──────── Fragmento de origen

Lo único que puede sacarse en claro aquí es que, nuevamente, una jerigonza de vaciedad conceptual y metafísica se llena con palabras altisonantes — flatus vocis— para no decir absolutamente nada. Y como sabe que no dice nada y se pierde en la resonancia de las palabras, da un consejo práctico a los ignorantes de solemnidad: "Léase este texto asumiendo lo mítico como categoría venturosa, que asombra, aunque no asusta, que sustrae y abstrae, que sirve y salva, que fluye y huye en medio de su propia intrepidez e inmanencia" (p. 11).

Imposible tanto desbarre asonante en periodos tan cortos. Uno parece estar leyendo Fray Gerundio de Campazas, alias Zote, del padre Isla, cuando enfatizaba sus afirmaciones con latinajos que el gran predicador ni entendía: en medio de la iglesia había un bulto: "vultum tuum deprecabuntur". Resucitado fray Gerundio mediante conceptos filosóficos inconexos, las palabras aquí se empujan unas a las otras en una acción incontrolada de sacacorchos con la que brindan los comensales alelados: por fin parió la abuela.

Más hipérbole postgerundiana

Un simple garbeo por los teóricos del mito, que los hay y muy sencillitos, y un segundo paseíto por los filósofos del vitalismo y de la fenomenología, que no es mucho pedir, le hubieran situado con cierto peso al señor Martínez ante su propia biografía. Y sobre todo le hubieran evitado un despelote tan elemental y tan duro. Y es que argumentar así y llenar su segundo entremés introductorio con el título de "El mito", constituye una frivolidad recalcitrante que augura lo que será el argumento formal de toda la biografía.

Efectivamente, lo que a continuación se expresa formalmente —y seguimos con el modo de decir— no es más que una repetición sonora de esa inconsistencia dialéctica gerundiana. No voy a repetir los innumerables casos, sino que me limitaré a aquellas perlas cultivadas más representativas de una vaciedad expresa. Cuando el señor Martínez Carmenate, por ejemplo, quiere poner de manifiesto lo difícil que le resultó al padre de la biografiada abrirse paso en un capitalismo feroz e inhumano, después de una niñez y adolescencia "de avasallante precariedad", asegura que "entre 1921 y 1924, ahorrando el dinero que ganaba y economizando a diario, logró comprar tres casas, siempre consciente de que el capital invertido se multiplicaría mañana" (p. 39).

────────────────
──────── Datos

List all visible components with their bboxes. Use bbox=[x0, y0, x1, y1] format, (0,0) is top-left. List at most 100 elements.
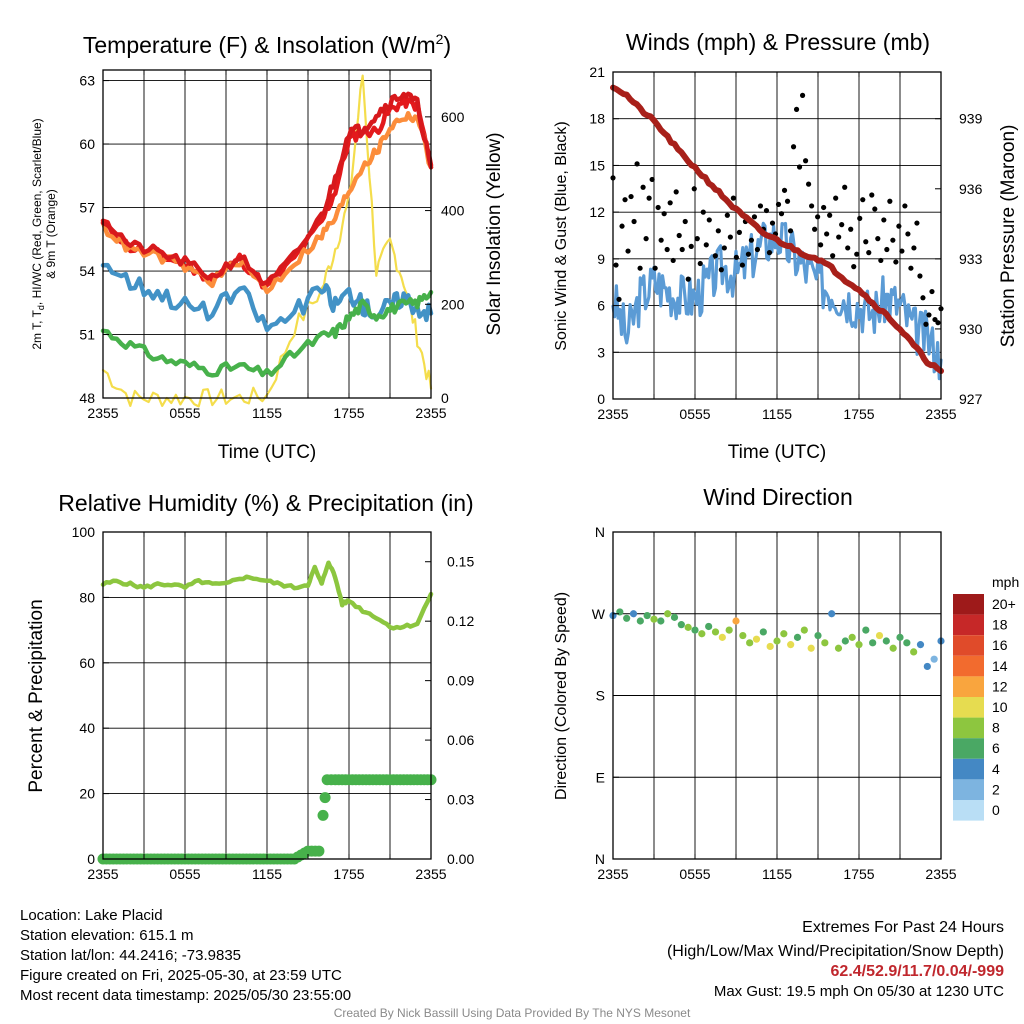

────────────────

== Instrucciones ==
Prosigue el fragmento de origen, la crítica a la biografía escrita por Martínez Carmenate, a partir de su última oración.

== Resultado ==
Tres casas en tan sólo tres años. Admirable. Una de dos: o no era tan feroz el sistema o la forma de contarlo no tiene que ver con la realidad sociológica. El capítulo III, titulado "No se asusten" —otra vez un verso carildiano sin contenido real—, tiene datos entrañables, pero de nuevo la forma de decir, con esa tendencia a la hipérbole postgerundiana que recupera el biógrafo cada dos por tres, rebasa el contenido con creces. ¿Es que alguien se va a asustar porque una niña escriba de noche sus poemas a escondidas? Pues no.

Cuando irrumpe Carilda en el panorama literario cubano con Al sur de mi garganta el crítico afila la pluma con este comentario de antología haciendo hincapié en "lo más llamativo", centrado en el destape de "la realidad pacata de un ambiente signado por el peso de la monotonía cotidiana, un mundo injusto y desigual, a la vista de todos pero no desentrañado por nadie. El asombro estaba en esta voz femenina que desde el marco brumoso de la provincia atacaba con las armas más puras y desnudas. Su combate no era con el estruendo ni con la violencia, sino con la angustia que da la tristeza. Su estrategia no era el golpe rastrero, sino la humildad. No se dirigía al poder civil, sino al divino. No pedía para ella, sino para los otros. Y todo dicho con el corazón" (p. 139). Irrepetible.

Es decir, que Al sur de mi garganta viene a ser una especie de Kempis para amantes del cielo en estado catatónico, y a la vez un manual en ceroplastia prerrevolucionaria exigiendo justicia en cada poro de carmín amortizado. Quizás por esto mismo, cuando Carilda escribe el Canto a Fidel, el biógrafo ignora el texto para levitar en las intenciones: "Casi sin darse cuenta, sin proponérselo, Carilda afianzaba su compromiso con las fuerzas progresistas y se enfrentaba a la dictadura" (p. 235). Sin darse cuenta. Es decir, como en esas violaciones consentidas que nadie sabe lo que hace y tampoco lo que denuncia.

Y como ya da igual "bienvenido Félix Pita que bienvenida Felipita", cuando Martínez Carmenate aborda el capítulo de la "Poética" carildiana, el concepto definido en los límites de la forma no es más que un caballo desbocado con los dientes y los molares incrustados directamente en el ronzal.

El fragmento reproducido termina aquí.